[Extracted data entries]

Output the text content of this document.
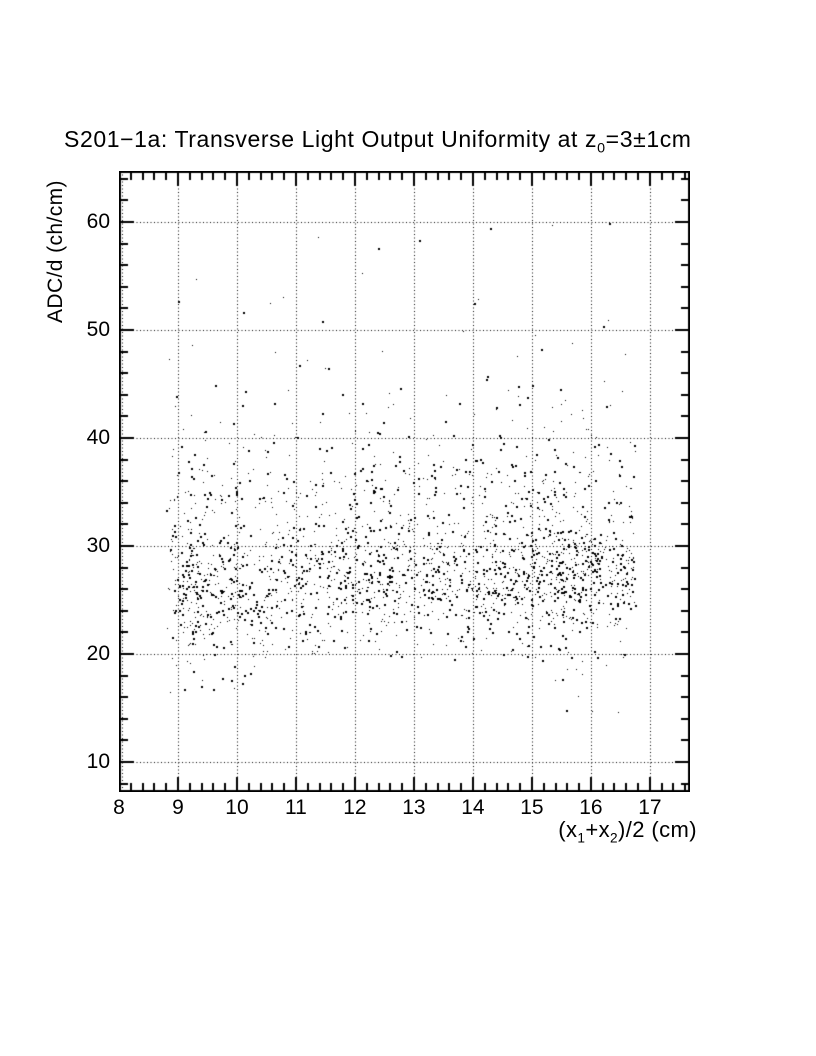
S201−1a: Transverse Light Output Uniformity at $z_0=3\pm 1cm$
ADC/d (ch/cm)
8	9	10	11	12	13	14	15	16	17
10
20
30
40
50
60
$(x_1+x_2)/2$ (cm)
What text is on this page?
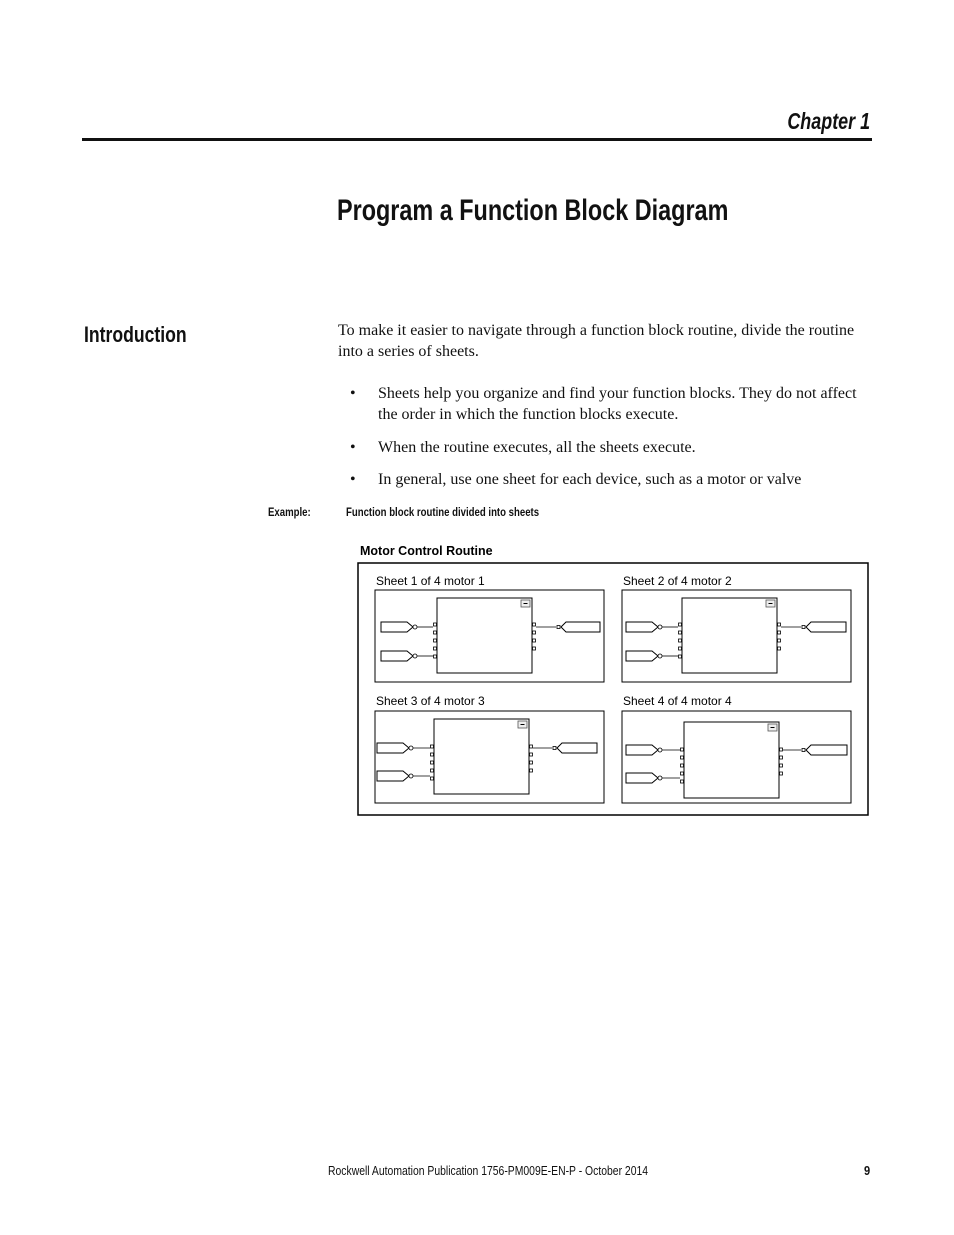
Chapter 1
Program a Function Block Diagram
Introduction	To make it easier to navigate through a function block routine, divide the routine into a series of sheets.
• Sheets help you organize and find your function blocks. They do not affect the order in which the function blocks execute.
• When the routine executes, all the sheets execute.
• In general, use one sheet for each device, such as a motor or valve
Example:	Function block routine divided into sheets
Motor Control Routine
Sheet 1 of 4 motor 1	Sheet 2 of 4 motor 2
Sheet 3 of 4 motor 3	Sheet 4 of 4 motor 4
Rockwell Automation Publication 1756-PM009E-EN-P - October 2014	9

◆ **Stated problem**:
From the records given above, reproduce all text exactly and exclude each picture.

◆ **Result of the exercise**:
Output the text content of this document.
S201−1a: Transverse Light Output Uniformity at $z_0=3\pm 1cm$
ADC/d (ch/cm)
8	9	10	11	12	13	14	15	16	17
10
20
30
40
50
60
$(x_1+x_2)/2$ (cm)
What text is on this page?
Chapter 1
Program a Function Block Diagram
Introduction	To make it easier to navigate through a function block routine, divide the routine into a series of sheets.
• Sheets help you organize and find your function blocks. They do not affect the order in which the function blocks execute.
• When the routine executes, all the sheets execute.
• In general, use one sheet for each device, such as a motor or valve
Example:	Function block routine divided into sheets
Motor Control Routine
Sheet 1 of 4 motor 1	Sheet 2 of 4 motor 2
Sheet 3 of 4 motor 3	Sheet 4 of 4 motor 4
Rockwell Automation Publication 1756-PM009E-EN-P - October 2014	9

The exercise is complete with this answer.